### EXERCISE AIM
Where the string "Козлов" occurs in the material below, report the whole line.

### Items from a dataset
● ● ●

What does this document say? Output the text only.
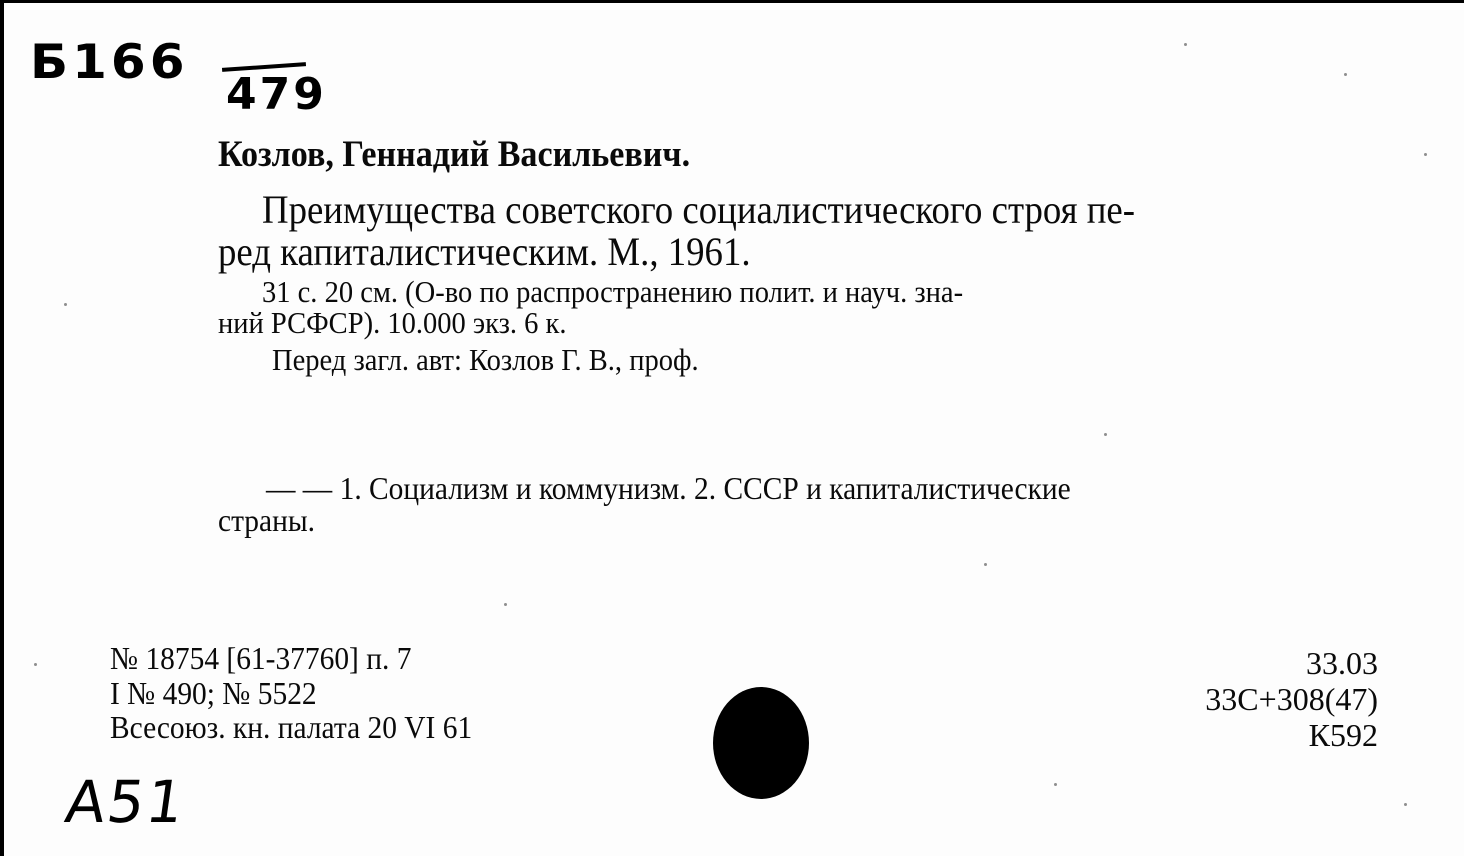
Б166
479
Козлов, Геннадий Васильевич.
Преимущества советского социалистического строя пе-
ред капиталистическим. М., 1961.
31 с. 20 см. (О-во по распространению полит. и науч. зна-
ний РСФСР). 10.000 экз. 6 к.
Перед загл. авт: Козлов Г. В., проф.
— — 1. Социализм и коммунизм. 2. СССР и капиталистические
страны.
№ 18754 [61-37760] п. 7
I № 490; № 5522
Всесоюз. кн. палата 20 VI 61
33.03
33С+308(47)
К592
A51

● ● ●

### FINISHED ANSWER
Козлов, Геннадий Васильевич.
Перед загл. авт: Козлов Г. В., проф.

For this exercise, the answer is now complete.